#### Given records:
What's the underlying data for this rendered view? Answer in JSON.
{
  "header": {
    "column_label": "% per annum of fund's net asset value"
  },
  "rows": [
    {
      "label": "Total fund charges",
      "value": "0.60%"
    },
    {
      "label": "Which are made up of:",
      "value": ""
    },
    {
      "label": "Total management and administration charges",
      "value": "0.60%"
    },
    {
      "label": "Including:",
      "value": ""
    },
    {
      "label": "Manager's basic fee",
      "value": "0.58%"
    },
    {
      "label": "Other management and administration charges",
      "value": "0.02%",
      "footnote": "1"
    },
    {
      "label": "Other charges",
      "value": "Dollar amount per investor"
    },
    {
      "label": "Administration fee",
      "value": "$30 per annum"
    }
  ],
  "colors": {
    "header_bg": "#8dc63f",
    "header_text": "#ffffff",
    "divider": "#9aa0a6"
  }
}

#### Job:
Return every line holding the word "Total" from the records.

#### Result below:
      "label": "Total fund charges",
      "label": "Total management and administration charges",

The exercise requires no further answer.